"""

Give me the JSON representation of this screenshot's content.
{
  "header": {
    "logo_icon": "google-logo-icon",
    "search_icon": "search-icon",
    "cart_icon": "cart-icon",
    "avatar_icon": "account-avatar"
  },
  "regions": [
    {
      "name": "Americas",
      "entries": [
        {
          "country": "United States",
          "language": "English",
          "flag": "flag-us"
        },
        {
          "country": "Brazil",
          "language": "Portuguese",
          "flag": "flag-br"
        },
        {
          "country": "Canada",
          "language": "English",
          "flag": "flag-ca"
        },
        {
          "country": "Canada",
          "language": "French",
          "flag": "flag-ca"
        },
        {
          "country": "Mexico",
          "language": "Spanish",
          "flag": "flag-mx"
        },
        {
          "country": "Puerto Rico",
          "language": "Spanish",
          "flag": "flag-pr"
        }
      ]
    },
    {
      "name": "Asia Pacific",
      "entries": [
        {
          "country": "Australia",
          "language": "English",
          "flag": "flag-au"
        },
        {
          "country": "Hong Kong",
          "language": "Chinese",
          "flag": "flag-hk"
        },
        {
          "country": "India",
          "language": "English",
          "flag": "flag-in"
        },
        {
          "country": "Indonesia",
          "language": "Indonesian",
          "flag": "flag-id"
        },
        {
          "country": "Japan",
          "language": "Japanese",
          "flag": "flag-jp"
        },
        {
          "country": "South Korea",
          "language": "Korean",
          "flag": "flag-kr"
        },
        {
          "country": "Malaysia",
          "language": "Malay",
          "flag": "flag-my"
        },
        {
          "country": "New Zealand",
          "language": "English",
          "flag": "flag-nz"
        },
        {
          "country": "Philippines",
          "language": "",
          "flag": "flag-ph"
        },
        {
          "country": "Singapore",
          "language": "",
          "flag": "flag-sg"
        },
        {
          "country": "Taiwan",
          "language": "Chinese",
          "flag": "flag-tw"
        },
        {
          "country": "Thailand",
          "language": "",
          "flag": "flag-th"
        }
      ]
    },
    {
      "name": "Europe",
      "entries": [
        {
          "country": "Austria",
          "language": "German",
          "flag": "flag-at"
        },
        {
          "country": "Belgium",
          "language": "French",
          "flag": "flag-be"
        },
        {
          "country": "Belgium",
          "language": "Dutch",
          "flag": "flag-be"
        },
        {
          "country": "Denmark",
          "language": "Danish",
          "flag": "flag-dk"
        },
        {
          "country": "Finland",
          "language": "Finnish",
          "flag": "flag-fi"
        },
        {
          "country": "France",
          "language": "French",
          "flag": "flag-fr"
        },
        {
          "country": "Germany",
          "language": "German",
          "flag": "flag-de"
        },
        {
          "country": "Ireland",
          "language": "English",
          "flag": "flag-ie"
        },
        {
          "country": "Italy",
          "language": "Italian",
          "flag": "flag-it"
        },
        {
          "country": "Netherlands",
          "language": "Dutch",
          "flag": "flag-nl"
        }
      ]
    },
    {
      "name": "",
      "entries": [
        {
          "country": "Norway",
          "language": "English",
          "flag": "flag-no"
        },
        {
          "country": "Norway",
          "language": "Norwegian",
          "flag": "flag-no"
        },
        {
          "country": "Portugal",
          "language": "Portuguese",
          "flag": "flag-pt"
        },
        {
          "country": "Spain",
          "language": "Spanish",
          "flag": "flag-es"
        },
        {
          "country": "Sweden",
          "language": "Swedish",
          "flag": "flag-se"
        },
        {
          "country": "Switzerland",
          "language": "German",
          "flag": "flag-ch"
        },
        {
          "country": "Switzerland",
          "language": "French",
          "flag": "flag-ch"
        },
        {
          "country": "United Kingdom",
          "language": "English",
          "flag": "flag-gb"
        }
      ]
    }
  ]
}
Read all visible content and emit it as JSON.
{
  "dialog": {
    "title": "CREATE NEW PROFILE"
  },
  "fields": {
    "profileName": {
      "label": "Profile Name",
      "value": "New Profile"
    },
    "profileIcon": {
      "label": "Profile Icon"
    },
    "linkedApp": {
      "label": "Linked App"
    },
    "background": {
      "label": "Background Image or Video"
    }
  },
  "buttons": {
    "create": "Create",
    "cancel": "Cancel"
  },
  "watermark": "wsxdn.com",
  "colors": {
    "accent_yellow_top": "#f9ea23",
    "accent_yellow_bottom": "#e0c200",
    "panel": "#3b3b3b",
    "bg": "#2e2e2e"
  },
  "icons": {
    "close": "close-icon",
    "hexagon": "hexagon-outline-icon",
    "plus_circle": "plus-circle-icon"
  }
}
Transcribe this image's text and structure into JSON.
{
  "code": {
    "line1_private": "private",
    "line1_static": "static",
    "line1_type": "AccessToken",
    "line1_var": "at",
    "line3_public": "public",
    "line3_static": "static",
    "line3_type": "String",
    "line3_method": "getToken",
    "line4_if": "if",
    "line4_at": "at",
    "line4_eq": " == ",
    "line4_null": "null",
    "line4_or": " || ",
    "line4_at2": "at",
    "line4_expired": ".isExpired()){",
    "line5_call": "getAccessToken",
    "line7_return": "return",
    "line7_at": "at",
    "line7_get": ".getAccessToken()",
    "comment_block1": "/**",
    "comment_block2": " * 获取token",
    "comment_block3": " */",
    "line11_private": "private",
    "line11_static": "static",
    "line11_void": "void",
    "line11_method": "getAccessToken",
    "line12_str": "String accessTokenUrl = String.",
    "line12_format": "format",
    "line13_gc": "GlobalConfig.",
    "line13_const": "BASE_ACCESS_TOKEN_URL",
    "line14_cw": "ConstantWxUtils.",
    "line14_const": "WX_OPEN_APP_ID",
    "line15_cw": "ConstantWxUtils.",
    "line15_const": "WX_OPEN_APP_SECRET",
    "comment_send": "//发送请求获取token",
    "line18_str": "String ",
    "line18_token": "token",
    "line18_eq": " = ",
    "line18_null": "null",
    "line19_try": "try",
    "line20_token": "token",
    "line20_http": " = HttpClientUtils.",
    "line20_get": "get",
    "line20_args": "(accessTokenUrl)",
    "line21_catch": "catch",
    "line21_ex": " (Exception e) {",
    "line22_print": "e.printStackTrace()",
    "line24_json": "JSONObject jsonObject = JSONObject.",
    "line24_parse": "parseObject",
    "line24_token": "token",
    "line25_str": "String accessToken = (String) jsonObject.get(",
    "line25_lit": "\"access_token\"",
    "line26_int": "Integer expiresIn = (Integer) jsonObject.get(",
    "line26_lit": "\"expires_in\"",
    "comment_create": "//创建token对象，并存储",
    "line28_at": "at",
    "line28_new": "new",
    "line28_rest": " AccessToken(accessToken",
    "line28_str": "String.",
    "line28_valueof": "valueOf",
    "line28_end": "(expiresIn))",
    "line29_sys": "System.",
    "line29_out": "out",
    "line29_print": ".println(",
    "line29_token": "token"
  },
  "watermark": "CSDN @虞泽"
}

"""

WRITTEN PROBLEM -
Recopy the entries above exactly, with every line included.

EXERCISE OUTPUT -
Give me the JSON representation of this screenshot's content.
{
  "header": {
    "logo_icon": "google-logo-icon",
    "search_icon": "search-icon",
    "cart_icon": "cart-icon",
    "avatar_icon": "account-avatar"
  },
  "regions": [
    {
      "name": "Americas",
      "entries": [
        {
          "country": "United States",
          "language": "English",
          "flag": "flag-us"
        },
        {
          "country": "Brazil",
          "language": "Portuguese",
          "flag": "flag-br"
        },
        {
          "country": "Canada",
          "language": "English",
          "flag": "flag-ca"
        },
        {
          "country": "Canada",
          "language": "French",
          "flag": "flag-ca"
        },
        {
          "country": "Mexico",
          "language": "Spanish",
          "flag": "flag-mx"
        },
        {
          "country": "Puerto Rico",
          "language": "Spanish",
          "flag": "flag-pr"
        }
      ]
    },
    {
      "name": "Asia Pacific",
      "entries": [
        {
          "country": "Australia",
          "language": "English",
          "flag": "flag-au"
        },
        {
          "country": "Hong Kong",
          "language": "Chinese",
          "flag": "flag-hk"
        },
        {
          "country": "India",
          "language": "English",
          "flag": "flag-in"
        },
        {
          "country": "Indonesia",
          "language": "Indonesian",
          "flag": "flag-id"
        },
        {
          "country": "Japan",
          "language": "Japanese",
          "flag": "flag-jp"
        },
        {
          "country": "South Korea",
          "language": "Korean",
          "flag": "flag-kr"
        },
        {
          "country": "Malaysia",
          "language": "Malay",
          "flag": "flag-my"
        },
        {
          "country": "New Zealand",
          "language": "English",
          "flag": "flag-nz"
        },
        {
          "country": "Philippines",
          "language": "",
          "flag": "flag-ph"
        },
        {
          "country": "Singapore",
          "language": "",
          "flag": "flag-sg"
        },
        {
          "country": "Taiwan",
          "language": "Chinese",
          "flag": "flag-tw"
        },
        {
          "country": "Thailand",
          "language": "",
          "flag": "flag-th"
        }
      ]
    },
    {
      "name": "Europe",
      "entries": [
        {
          "country": "Austria",
          "language": "German",
          "flag": "flag-at"
        },
        {
          "country": "Belgium",
          "language": "French",
          "flag": "flag-be"
        },
        {
          "country": "Belgium",
          "language": "Dutch",
          "flag": "flag-be"
        },
        {
          "country": "Denmark",
          "language": "Danish",
          "flag": "flag-dk"
        },
        {
          "country": "Finland",
          "language": "Finnish",
          "flag": "flag-fi"
        },
        {
          "country": "France",
          "language": "French",
          "flag": "flag-fr"
        },
        {
          "country": "Germany",
          "language": "German",
          "flag": "flag-de"
        },
        {
          "country": "Ireland",
          "language": "English",
          "flag": "flag-ie"
        },
        {
          "country": "Italy",
          "language": "Italian",
          "flag": "flag-it"
        },
        {
          "country": "Netherlands",
          "language": "Dutch",
          "flag": "flag-nl"
        }
      ]
    },
    {
      "name": "",
      "entries": [
        {
          "country": "Norway",
          "language": "English",
          "flag": "flag-no"
        },
        {
          "country": "Norway",
          "language": "Norwegian",
          "flag": "flag-no"
        },
        {
          "country": "Portugal",
          "language": "Portuguese",
          "flag": "flag-pt"
        },
        {
          "country": "Spain",
          "language": "Spanish",
          "flag": "flag-es"
        },
        {
          "country": "Sweden",
          "language": "Swedish",
          "flag": "flag-se"
        },
        {
          "country": "Switzerland",
          "language": "German",
          "flag": "flag-ch"
        },
        {
          "country": "Switzerland",
          "language": "French",
          "flag": "flag-ch"
        },
        {
          "country": "United Kingdom",
          "language": "English",
          "flag": "flag-gb"
        }
      ]
    }
  ]
}
Read all visible content and emit it as JSON.
{
  "dialog": {
    "title": "CREATE NEW PROFILE"
  },
  "fields": {
    "profileName": {
      "label": "Profile Name",
      "value": "New Profile"
    },
    "profileIcon": {
      "label": "Profile Icon"
    },
    "linkedApp": {
      "label": "Linked App"
    },
    "background": {
      "label": "Background Image or Video"
    }
  },
  "buttons": {
    "create": "Create",
    "cancel": "Cancel"
  },
  "watermark": "wsxdn.com",
  "colors": {
    "accent_yellow_top": "#f9ea23",
    "accent_yellow_bottom": "#e0c200",
    "panel": "#3b3b3b",
    "bg": "#2e2e2e"
  },
  "icons": {
    "close": "close-icon",
    "hexagon": "hexagon-outline-icon",
    "plus_circle": "plus-circle-icon"
  }
}
Transcribe this image's text and structure into JSON.
{
  "code": {
    "line1_private": "private",
    "line1_static": "static",
    "line1_type": "AccessToken",
    "line1_var": "at",
    "line3_public": "public",
    "line3_static": "static",
    "line3_type": "String",
    "line3_method": "getToken",
    "line4_if": "if",
    "line4_at": "at",
    "line4_eq": " == ",
    "line4_null": "null",
    "line4_or": " || ",
    "line4_at2": "at",
    "line4_expired": ".isExpired()){",
    "line5_call": "getAccessToken",
    "line7_return": "return",
    "line7_at": "at",
    "line7_get": ".getAccessToken()",
    "comment_block1": "/**",
    "comment_block2": " * 获取token",
    "comment_block3": " */",
    "line11_private": "private",
    "line11_static": "static",
    "line11_void": "void",
    "line11_method": "getAccessToken",
    "line12_str": "String accessTokenUrl = String.",
    "line12_format": "format",
    "line13_gc": "GlobalConfig.",
    "line13_const": "BASE_ACCESS_TOKEN_URL",
    "line14_cw": "ConstantWxUtils.",
    "line14_const": "WX_OPEN_APP_ID",
    "line15_cw": "ConstantWxUtils.",
    "line15_const": "WX_OPEN_APP_SECRET",
    "comment_send": "//发送请求获取token",
    "line18_str": "String ",
    "line18_token": "token",
    "line18_eq": " = ",
    "line18_null": "null",
    "line19_try": "try",
    "line20_token": "token",
    "line20_http": " = HttpClientUtils.",
    "line20_get": "get",
    "line20_args": "(accessTokenUrl)",
    "line21_catch": "catch",
    "line21_ex": " (Exception e) {",
    "line22_print": "e.printStackTrace()",
    "line24_json": "JSONObject jsonObject = JSONObject.",
    "line24_parse": "parseObject",
    "line24_token": "token",
    "line25_str": "String accessToken = (String) jsonObject.get(",
    "line25_lit": "\"access_token\"",
    "line26_int": "Integer expiresIn = (Integer) jsonObject.get(",
    "line26_lit": "\"expires_in\"",
    "comment_create": "//创建token对象，并存储",
    "line28_at": "at",
    "line28_new": "new",
    "line28_rest": " AccessToken(accessToken",
    "line28_str": "String.",
    "line28_valueof": "valueOf",
    "line28_end": "(expiresIn))",
    "line29_sys": "System.",
    "line29_out": "out",
    "line29_print": ".println(",
    "line29_token": "token"
  },
  "watermark": "CSDN @虞泽"
}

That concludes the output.